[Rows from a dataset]
....................

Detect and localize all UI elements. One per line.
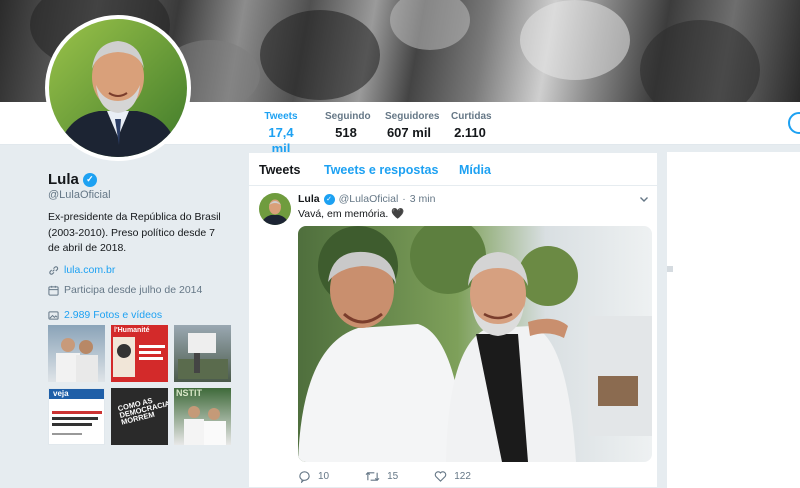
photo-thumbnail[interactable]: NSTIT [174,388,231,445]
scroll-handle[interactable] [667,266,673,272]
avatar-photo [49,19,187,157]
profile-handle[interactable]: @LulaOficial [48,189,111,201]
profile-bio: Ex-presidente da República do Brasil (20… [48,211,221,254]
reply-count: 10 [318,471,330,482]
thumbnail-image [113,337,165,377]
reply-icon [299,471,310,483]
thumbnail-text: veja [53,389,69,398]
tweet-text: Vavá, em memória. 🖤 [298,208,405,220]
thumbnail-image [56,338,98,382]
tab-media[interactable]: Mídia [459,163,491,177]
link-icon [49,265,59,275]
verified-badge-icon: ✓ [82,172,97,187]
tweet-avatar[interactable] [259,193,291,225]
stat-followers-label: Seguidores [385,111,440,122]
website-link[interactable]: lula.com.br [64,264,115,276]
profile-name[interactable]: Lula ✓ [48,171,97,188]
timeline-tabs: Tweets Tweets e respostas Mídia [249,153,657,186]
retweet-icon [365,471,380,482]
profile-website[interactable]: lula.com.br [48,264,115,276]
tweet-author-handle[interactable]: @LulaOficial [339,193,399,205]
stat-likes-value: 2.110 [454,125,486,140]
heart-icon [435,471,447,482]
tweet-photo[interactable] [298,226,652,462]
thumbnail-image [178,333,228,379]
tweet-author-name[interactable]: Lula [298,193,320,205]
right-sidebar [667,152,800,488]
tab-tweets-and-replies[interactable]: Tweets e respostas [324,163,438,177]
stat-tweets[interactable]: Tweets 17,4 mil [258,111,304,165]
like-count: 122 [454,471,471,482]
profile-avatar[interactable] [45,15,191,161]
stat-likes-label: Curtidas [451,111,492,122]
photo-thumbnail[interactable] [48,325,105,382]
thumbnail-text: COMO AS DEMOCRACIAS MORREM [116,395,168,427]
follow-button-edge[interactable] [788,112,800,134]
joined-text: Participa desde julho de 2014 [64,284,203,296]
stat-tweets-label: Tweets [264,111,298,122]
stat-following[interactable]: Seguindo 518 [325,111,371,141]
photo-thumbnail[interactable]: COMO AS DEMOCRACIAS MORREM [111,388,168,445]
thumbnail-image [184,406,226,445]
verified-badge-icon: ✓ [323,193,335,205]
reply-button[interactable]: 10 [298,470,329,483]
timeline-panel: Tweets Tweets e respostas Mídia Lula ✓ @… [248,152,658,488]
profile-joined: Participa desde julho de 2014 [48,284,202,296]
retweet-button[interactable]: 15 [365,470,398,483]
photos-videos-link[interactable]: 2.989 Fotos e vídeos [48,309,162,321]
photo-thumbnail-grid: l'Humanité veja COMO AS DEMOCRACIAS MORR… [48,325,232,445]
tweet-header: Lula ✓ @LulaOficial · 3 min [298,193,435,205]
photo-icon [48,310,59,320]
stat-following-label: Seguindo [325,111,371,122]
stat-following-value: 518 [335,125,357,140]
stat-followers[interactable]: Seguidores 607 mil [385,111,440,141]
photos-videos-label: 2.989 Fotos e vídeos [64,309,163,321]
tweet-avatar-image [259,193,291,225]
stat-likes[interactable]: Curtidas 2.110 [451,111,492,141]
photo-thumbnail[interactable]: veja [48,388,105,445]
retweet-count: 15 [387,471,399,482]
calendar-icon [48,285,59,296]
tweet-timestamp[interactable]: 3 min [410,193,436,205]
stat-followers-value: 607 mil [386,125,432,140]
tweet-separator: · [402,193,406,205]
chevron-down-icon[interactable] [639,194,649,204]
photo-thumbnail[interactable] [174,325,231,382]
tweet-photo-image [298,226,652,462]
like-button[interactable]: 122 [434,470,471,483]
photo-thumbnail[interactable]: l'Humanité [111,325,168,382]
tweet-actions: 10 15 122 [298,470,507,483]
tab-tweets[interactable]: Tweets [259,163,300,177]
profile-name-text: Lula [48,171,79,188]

....................

**What the exercise asks:** Copy out every line of the data above word for word, omitting the pictures.

**Solution for this task:**
Detect and localize all UI elements. One per line.
photo-thumbnail[interactable]: NSTIT [174,388,231,445]
scroll-handle[interactable] [667,266,673,272]
avatar-photo [49,19,187,157]
profile-handle[interactable]: @LulaOficial [48,189,111,201]
profile-bio: Ex-presidente da República do Brasil (20… [48,211,221,254]
reply-count: 10 [318,471,330,482]
thumbnail-image [113,337,165,377]
reply-icon [299,471,310,483]
thumbnail-text: veja [53,389,69,398]
tweet-text: Vavá, em memória. 🖤 [298,208,405,220]
thumbnail-image [56,338,98,382]
tab-media[interactable]: Mídia [459,163,491,177]
link-icon [49,265,59,275]
verified-badge-icon: ✓ [82,172,97,187]
tweet-avatar[interactable] [259,193,291,225]
stat-followers-label: Seguidores [385,111,440,122]
website-link[interactable]: lula.com.br [64,264,115,276]
profile-name[interactable]: Lula ✓ [48,171,97,188]
timeline-tabs: Tweets Tweets e respostas Mídia [249,153,657,186]
retweet-icon [365,471,380,482]
profile-website[interactable]: lula.com.br [48,264,115,276]
tweet-author-handle[interactable]: @LulaOficial [339,193,399,205]
stat-likes-value: 2.110 [454,125,486,140]
heart-icon [435,471,447,482]
tweet-photo[interactable] [298,226,652,462]
thumbnail-image [178,333,228,379]
tweet-author-name[interactable]: Lula [298,193,320,205]
right-sidebar [667,152,800,488]
tab-tweets-and-replies[interactable]: Tweets e respostas [324,163,438,177]
stat-tweets[interactable]: Tweets 17,4 mil [258,111,304,165]
like-count: 122 [454,471,471,482]
profile-avatar[interactable] [45,15,191,161]
stat-likes-label: Curtidas [451,111,492,122]
photo-thumbnail[interactable] [48,325,105,382]
thumbnail-text: COMO AS DEMOCRACIAS MORREM [116,395,168,427]
follow-button-edge[interactable] [788,112,800,134]
joined-text: Participa desde julho de 2014 [64,284,203,296]
stat-tweets-label: Tweets [264,111,298,122]
stat-following[interactable]: Seguindo 518 [325,111,371,141]
photo-thumbnail[interactable]: COMO AS DEMOCRACIAS MORREM [111,388,168,445]
thumbnail-image [184,406,226,445]
verified-badge-icon: ✓ [323,193,335,205]
reply-button[interactable]: 10 [298,470,329,483]
timeline-panel: Tweets Tweets e respostas Mídia Lula ✓ @… [248,152,658,488]
profile-joined: Participa desde julho de 2014 [48,284,202,296]
retweet-button[interactable]: 15 [365,470,398,483]
photos-videos-link[interactable]: 2.989 Fotos e vídeos [48,309,162,321]
photo-thumbnail-grid: l'Humanité veja COMO AS DEMOCRACIAS MORR… [48,325,232,445]
tweet-header: Lula ✓ @LulaOficial · 3 min [298,193,435,205]
photo-icon [48,310,59,320]
stat-following-label: Seguindo [325,111,371,122]
stat-following-value: 518 [335,125,357,140]
stat-followers[interactable]: Seguidores 607 mil [385,111,440,141]
photos-videos-label: 2.989 Fotos e vídeos [64,309,163,321]
tweet-avatar-image [259,193,291,225]
stat-likes[interactable]: Curtidas 2.110 [451,111,492,141]
photo-thumbnail[interactable]: veja [48,388,105,445]
retweet-count: 15 [387,471,399,482]
calendar-icon [48,285,59,296]
tweet-timestamp[interactable]: 3 min [410,193,436,205]
stat-followers-value: 607 mil [386,125,432,140]
tweet-separator: · [402,193,406,205]
chevron-down-icon[interactable] [639,194,649,204]
photo-thumbnail[interactable] [174,325,231,382]
tweet-photo-image [298,226,652,462]
like-button[interactable]: 122 [434,470,471,483]
photo-thumbnail[interactable]: l'Humanité [111,325,168,382]
tweet-actions: 10 15 122 [298,470,507,483]
tab-tweets[interactable]: Tweets [259,163,300,177]
profile-name-text: Lula [48,171,79,188]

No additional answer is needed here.